───── Records provided ─────
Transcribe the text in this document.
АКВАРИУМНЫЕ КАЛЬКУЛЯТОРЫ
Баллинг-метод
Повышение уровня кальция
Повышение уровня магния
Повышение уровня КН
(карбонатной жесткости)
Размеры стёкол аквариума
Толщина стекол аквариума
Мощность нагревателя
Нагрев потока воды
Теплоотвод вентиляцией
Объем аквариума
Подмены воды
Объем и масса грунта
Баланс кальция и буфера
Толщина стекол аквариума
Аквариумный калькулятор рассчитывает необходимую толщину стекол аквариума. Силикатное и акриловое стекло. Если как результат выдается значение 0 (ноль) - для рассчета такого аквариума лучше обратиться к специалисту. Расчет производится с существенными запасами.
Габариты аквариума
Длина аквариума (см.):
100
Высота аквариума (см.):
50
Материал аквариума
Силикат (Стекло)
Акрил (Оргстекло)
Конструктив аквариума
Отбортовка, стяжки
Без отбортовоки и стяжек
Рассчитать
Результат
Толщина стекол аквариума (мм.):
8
─────
Exercise aim
Repeat all of the entries exactly.

Answer for this exercise
Transcribe the text in this document.
АКВАРИУМНЫЕ КАЛЬКУЛЯТОРЫ
Баллинг-метод
Повышение уровня кальция
Повышение уровня магния
Повышение уровня КН
(карбонатной жесткости)
Размеры стёкол аквариума
Толщина стекол аквариума
Мощность нагревателя
Нагрев потока воды
Теплоотвод вентиляцией
Объем аквариума
Подмены воды
Объем и масса грунта
Баланс кальция и буфера
Толщина стекол аквариума
Аквариумный калькулятор рассчитывает необходимую толщину стекол аквариума. Силикатное и акриловое стекло. Если как результат выдается значение 0 (ноль) - для рассчета такого аквариума лучше обратиться к специалисту. Расчет производится с существенными запасами.
Габариты аквариума
Длина аквариума (см.):
100
Высота аквариума (см.):
50
Материал аквариума
Силикат (Стекло)
Акрил (Оргстекло)
Конструктив аквариума
Отбортовка, стяжки
Без отбортовоки и стяжек
Рассчитать
Результат
Толщина стекол аквариума (мм.):
8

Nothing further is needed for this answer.